> Data excerpts
- - -

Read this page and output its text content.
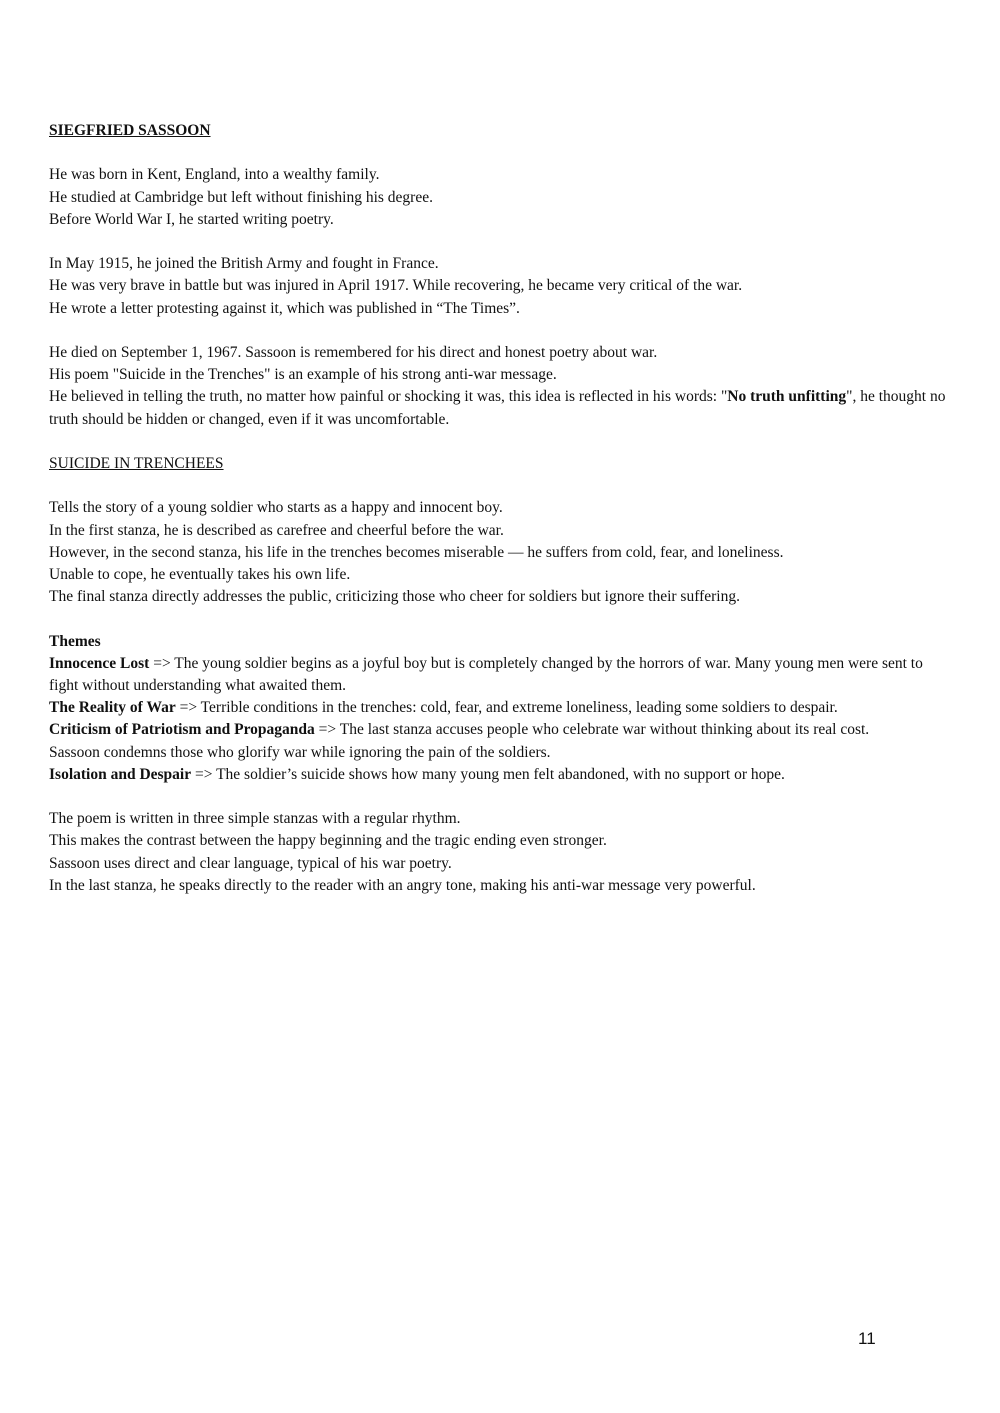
SIEGFRIED SASSOON
He was born in Kent, England, into a wealthy family.
He studied at Cambridge but left without finishing his degree.
Before World War I, he started writing poetry.
In May 1915, he joined the British Army and fought in France.
He was very brave in battle but was injured in April 1917. While recovering, he became very critical of the war.
He wrote a letter protesting against it, which was published in “The Times”.
He died on September 1, 1967. Sassoon is remembered for his direct and honest poetry about war.
His poem "Suicide in the Trenches" is an example of his strong anti-war message.
He believed in telling the truth, no matter how painful or shocking it was, this idea is reflected in his words: "No truth unfitting", he thought no truth should be hidden or changed, even if it was uncomfortable.
SUICIDE IN TRENCHEES
Tells the story of a young soldier who starts as a happy and innocent boy.
In the first stanza, he is described as carefree and cheerful before the war.
However, in the second stanza, his life in the trenches becomes miserable — he suffers from cold, fear, and loneliness.
Unable to cope, he eventually takes his own life.
The final stanza directly addresses the public, criticizing those who cheer for soldiers but ignore their suffering.
Themes
Innocence Lost => The young soldier begins as a joyful boy but is completely changed by the horrors of war. Many young men were sent to fight without understanding what awaited them.
The Reality of War => Terrible conditions in the trenches: cold, fear, and extreme loneliness, leading some soldiers to despair.
Criticism of Patriotism and Propaganda => The last stanza accuses people who celebrate war without thinking about its real cost.
Sassoon condemns those who glorify war while ignoring the pain of the soldiers.
Isolation and Despair => The soldier’s suicide shows how many young men felt abandoned, with no support or hope.
The poem is written in three simple stanzas with a regular rhythm.
This makes the contrast between the happy beginning and the tragic ending even stronger.
Sassoon uses direct and clear language, typical of his war poetry.
In the last stanza, he speaks directly to the reader with an angry tone, making his anti-war message very powerful.
11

- - -

> Do this
Every line above should be returned exactly; the pictures stay out.

> Solution below
Read this page and output its text content.
SIEGFRIED SASSOON
He was born in Kent, England, into a wealthy family.
He studied at Cambridge but left without finishing his degree.
Before World War I, he started writing poetry.
In May 1915, he joined the British Army and fought in France.
He was very brave in battle but was injured in April 1917. While recovering, he became very critical of the war.
He wrote a letter protesting against it, which was published in “The Times”.
He died on September 1, 1967. Sassoon is remembered for his direct and honest poetry about war.
His poem "Suicide in the Trenches" is an example of his strong anti-war message.
He believed in telling the truth, no matter how painful or shocking it was, this idea is reflected in his words: "No truth unfitting", he thought no truth should be hidden or changed, even if it was uncomfortable.
SUICIDE IN TRENCHEES
Tells the story of a young soldier who starts as a happy and innocent boy.
In the first stanza, he is described as carefree and cheerful before the war.
However, in the second stanza, his life in the trenches becomes miserable — he suffers from cold, fear, and loneliness.
Unable to cope, he eventually takes his own life.
The final stanza directly addresses the public, criticizing those who cheer for soldiers but ignore their suffering.
Themes
Innocence Lost => The young soldier begins as a joyful boy but is completely changed by the horrors of war. Many young men were sent to fight without understanding what awaited them.
The Reality of War => Terrible conditions in the trenches: cold, fear, and extreme loneliness, leading some soldiers to despair.
Criticism of Patriotism and Propaganda => The last stanza accuses people who celebrate war without thinking about its real cost.
Sassoon condemns those who glorify war while ignoring the pain of the soldiers.
Isolation and Despair => The soldier’s suicide shows how many young men felt abandoned, with no support or hope.
The poem is written in three simple stanzas with a regular rhythm.
This makes the contrast between the happy beginning and the tragic ending even stronger.
Sassoon uses direct and clear language, typical of his war poetry.
In the last stanza, he speaks directly to the reader with an angry tone, making his anti-war message very powerful.
11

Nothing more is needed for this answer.